* [Description of the task]:
Quote all of the data that follows exactly as written, skipping the images.

* [The data]:
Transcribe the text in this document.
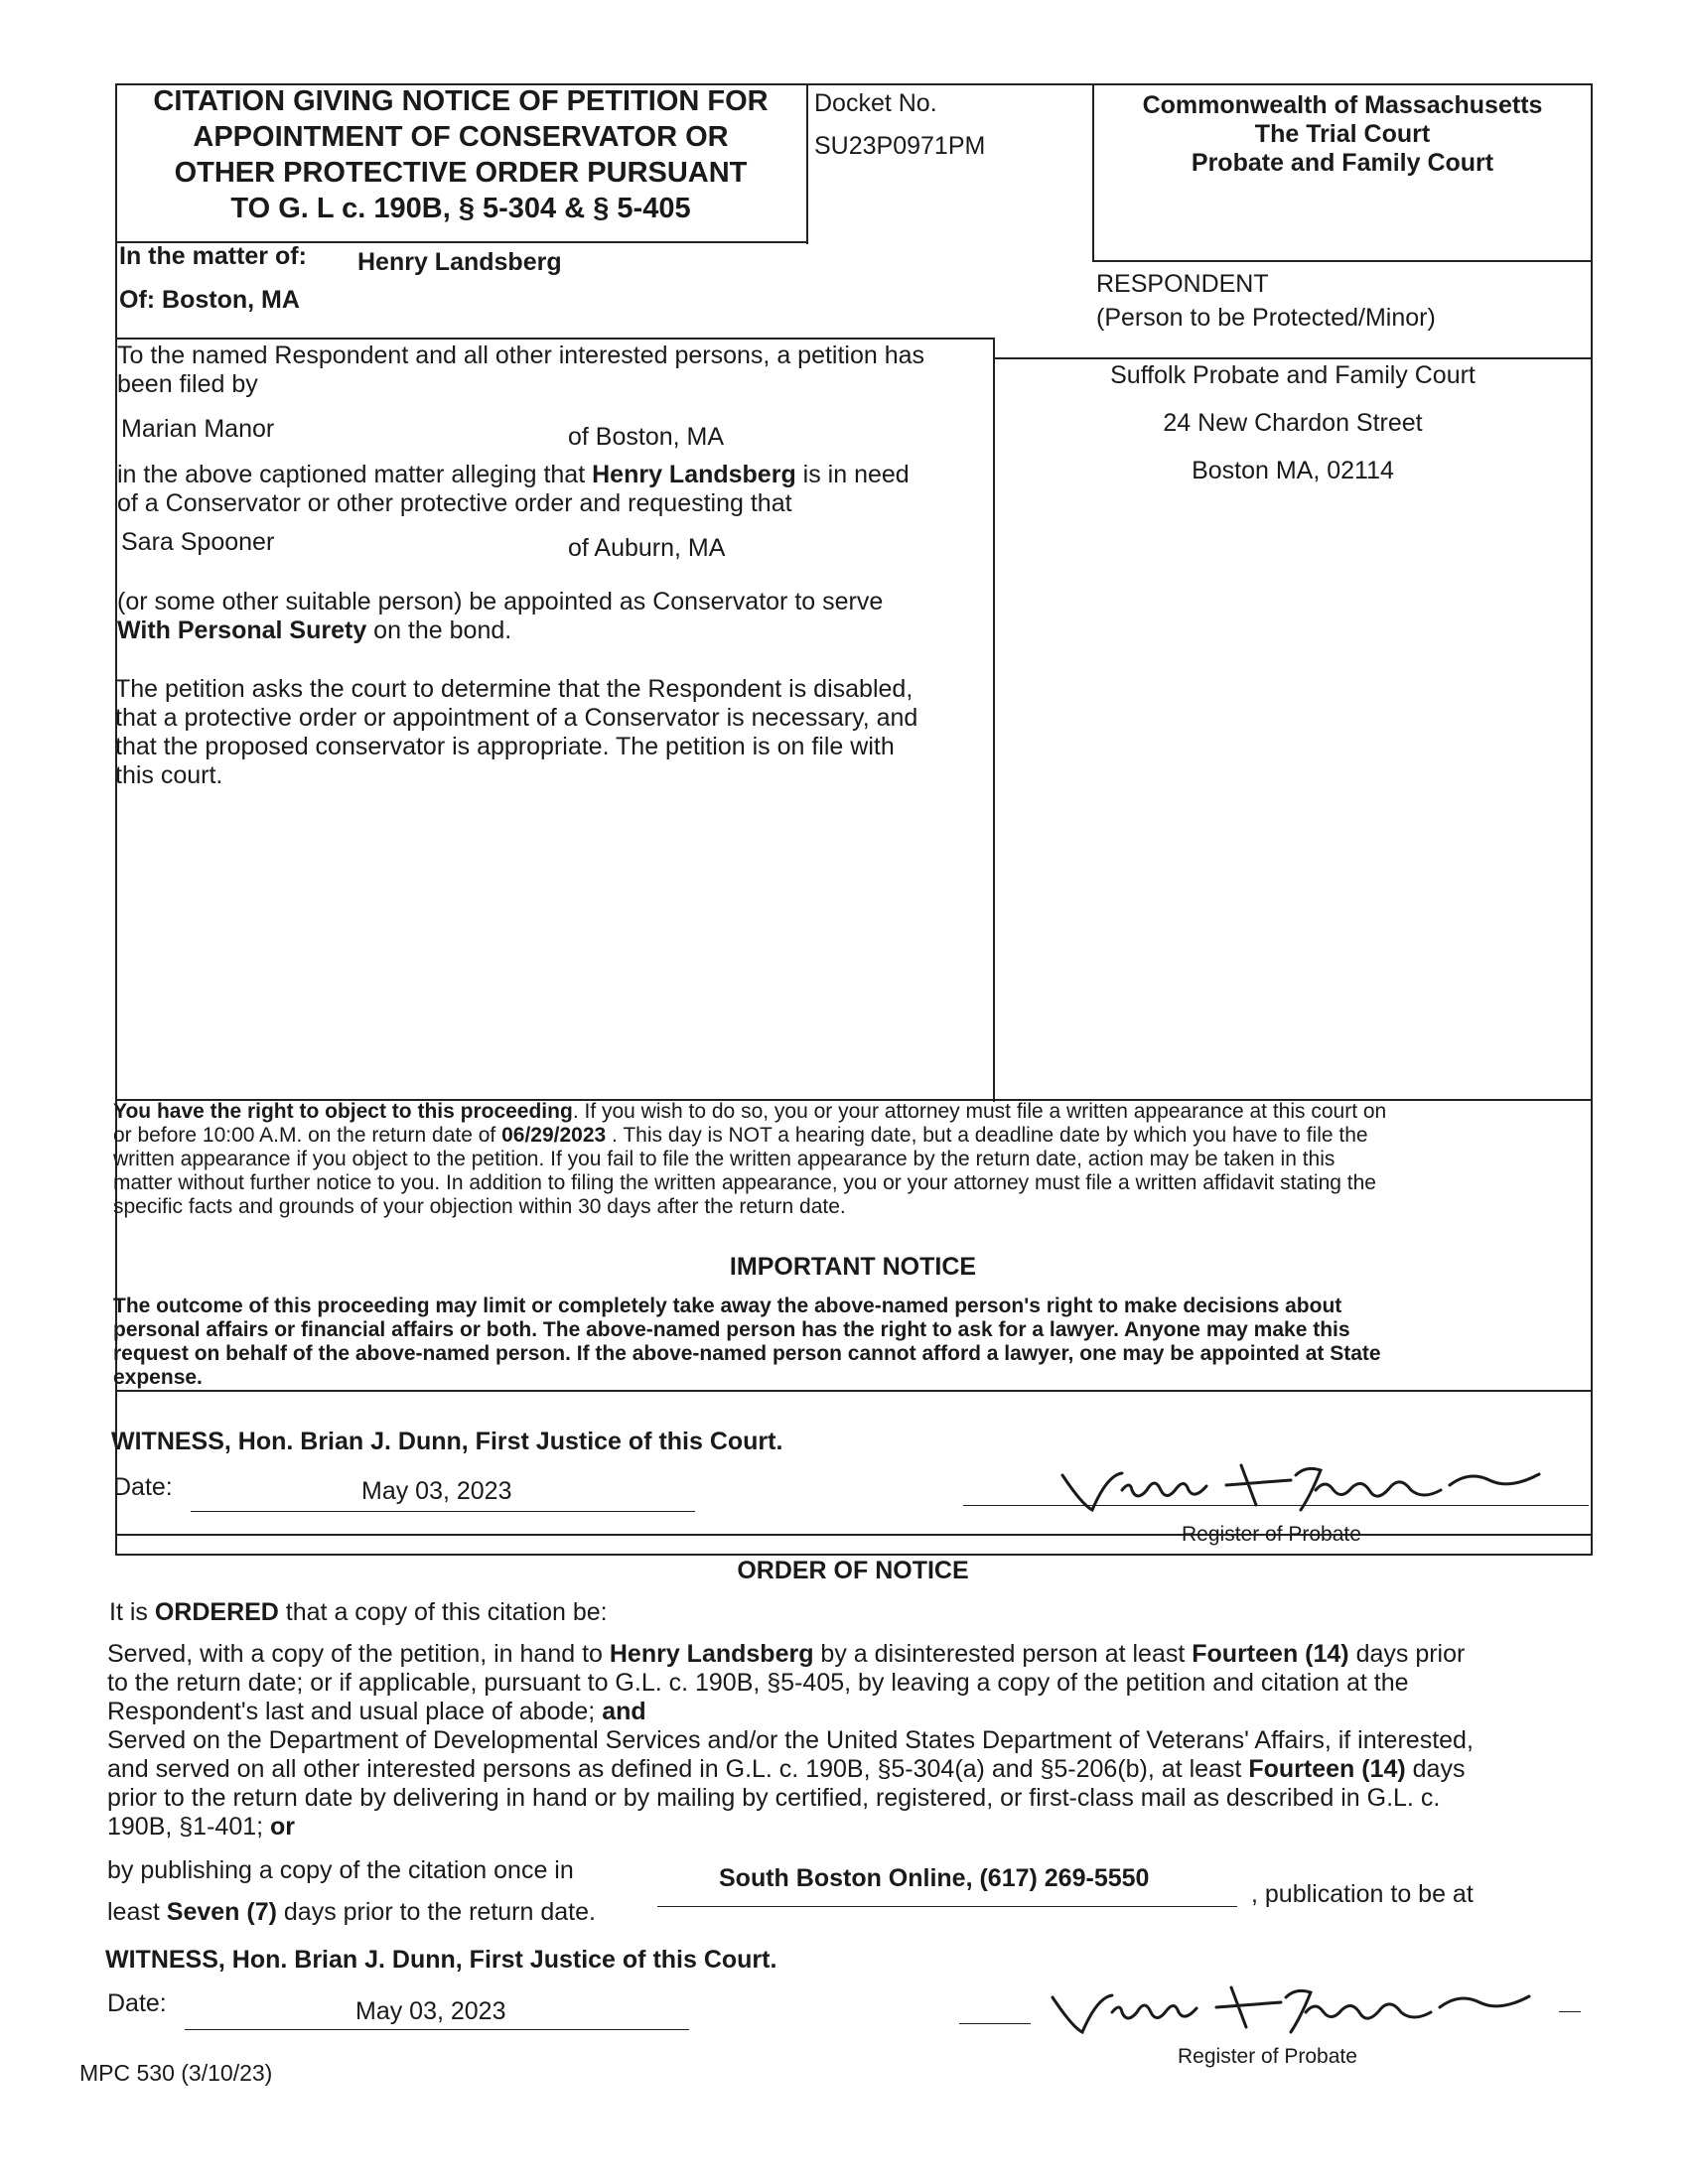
CITATION GIVING NOTICE OF PETITION FOR
APPOINTMENT OF CONSERVATOR OR
OTHER PROTECTIVE ORDER PURSUANT
TO G. L c. 190B, § 5-304 & § 5-405
Docket No.
SU23P0971PM
Commonwealth of Massachusetts
The Trial Court
Probate and Family Court
In the matter of: Henry Landsberg
Of: Boston, MA
RESPONDENT
(Person to be Protected/Minor)
To the named Respondent and all other interested persons, a petition has
been filed by
Marian Manor	of Boston, MA
in the above captioned matter alleging that Henry Landsberg is in need
of a Conservator or other protective order and requesting that
Sara Spooner	of Auburn, MA
(or some other suitable person) be appointed as Conservator to serve
With Personal Surety on the bond.
The petition asks the court to determine that the Respondent is disabled,
that a protective order or appointment of a Conservator is necessary, and
that the proposed conservator is appropriate. The petition is on file with
this court.
Suffolk Probate and Family Court
24 New Chardon Street
Boston MA, 02114
You have the right to object to this proceeding. If you wish to do so, you or your attorney must file a written appearance at this court on
or before 10:00 A.M. on the return date of 06/29/2023 . This day is NOT a hearing date, but a deadline date by which you have to file the
written appearance if you object to the petition. If you fail to file the written appearance by the return date, action may be taken in this
matter without further notice to you. In addition to filing the written appearance, you or your attorney must file a written affidavit stating the
specific facts and grounds of your objection within 30 days after the return date.
IMPORTANT NOTICE
The outcome of this proceeding may limit or completely take away the above-named person's right to make decisions about
personal affairs or financial affairs or both. The above-named person has the right to ask for a lawyer. Anyone may make this
request on behalf of the above-named person. If the above-named person cannot afford a lawyer, one may be appointed at State
expense.
WITNESS, Hon. Brian J. Dunn, First Justice of this Court.
Date:	May 03, 2023
Register of Probate
ORDER OF NOTICE
It is ORDERED that a copy of this citation be:
Served, with a copy of the petition, in hand to Henry Landsberg by a disinterested person at least Fourteen (14) days prior
to the return date; or if applicable, pursuant to G.L. c. 190B, §5-405, by leaving a copy of the petition and citation at the
Respondent's last and usual place of abode; and
Served on the Department of Developmental Services and/or the United States Department of Veterans' Affairs, if interested,
and served on all other interested persons as defined in G.L. c. 190B, §5-304(a) and §5-206(b), at least Fourteen (14) days
prior to the return date by delivering in hand or by mailing by certified, registered, or first-class mail as described in G.L. c.
190B, §1-401; or
by publishing a copy of the citation once in	South Boston Online, (617) 269-5550
, publication to be at
least Seven (7) days prior to the return date.
WITNESS, Hon. Brian J. Dunn, First Justice of this Court.
Date:	May 03, 2023
Register of Probate
MPC 530 (3/10/23)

* [Complete output]:
Transcribe the text in this document.
CITATION GIVING NOTICE OF PETITION FOR
APPOINTMENT OF CONSERVATOR OR
OTHER PROTECTIVE ORDER PURSUANT
TO G. L c. 190B, § 5-304 & § 5-405
Docket No.
SU23P0971PM
Commonwealth of Massachusetts
The Trial Court
Probate and Family Court
In the matter of: Henry Landsberg
Of: Boston, MA
RESPONDENT
(Person to be Protected/Minor)
To the named Respondent and all other interested persons, a petition has
been filed by
Marian Manor	of Boston, MA
in the above captioned matter alleging that Henry Landsberg is in need
of a Conservator or other protective order and requesting that
Sara Spooner	of Auburn, MA
(or some other suitable person) be appointed as Conservator to serve
With Personal Surety on the bond.
The petition asks the court to determine that the Respondent is disabled,
that a protective order or appointment of a Conservator is necessary, and
that the proposed conservator is appropriate. The petition is on file with
this court.
Suffolk Probate and Family Court
24 New Chardon Street
Boston MA, 02114
You have the right to object to this proceeding. If you wish to do so, you or your attorney must file a written appearance at this court on
or before 10:00 A.M. on the return date of 06/29/2023 . This day is NOT a hearing date, but a deadline date by which you have to file the
written appearance if you object to the petition. If you fail to file the written appearance by the return date, action may be taken in this
matter without further notice to you. In addition to filing the written appearance, you or your attorney must file a written affidavit stating the
specific facts and grounds of your objection within 30 days after the return date.
IMPORTANT NOTICE
The outcome of this proceeding may limit or completely take away the above-named person's right to make decisions about
personal affairs or financial affairs or both. The above-named person has the right to ask for a lawyer. Anyone may make this
request on behalf of the above-named person. If the above-named person cannot afford a lawyer, one may be appointed at State
expense.
WITNESS, Hon. Brian J. Dunn, First Justice of this Court.
Date:	May 03, 2023
Register of Probate
ORDER OF NOTICE
It is ORDERED that a copy of this citation be:
Served, with a copy of the petition, in hand to Henry Landsberg by a disinterested person at least Fourteen (14) days prior
to the return date; or if applicable, pursuant to G.L. c. 190B, §5-405, by leaving a copy of the petition and citation at the
Respondent's last and usual place of abode; and
Served on the Department of Developmental Services and/or the United States Department of Veterans' Affairs, if interested,
and served on all other interested persons as defined in G.L. c. 190B, §5-304(a) and §5-206(b), at least Fourteen (14) days
prior to the return date by delivering in hand or by mailing by certified, registered, or first-class mail as described in G.L. c.
190B, §1-401; or
by publishing a copy of the citation once in	South Boston Online, (617) 269-5550
, publication to be at
least Seven (7) days prior to the return date.
WITNESS, Hon. Brian J. Dunn, First Justice of this Court.
Date:	May 03, 2023
Register of Probate
MPC 530 (3/10/23)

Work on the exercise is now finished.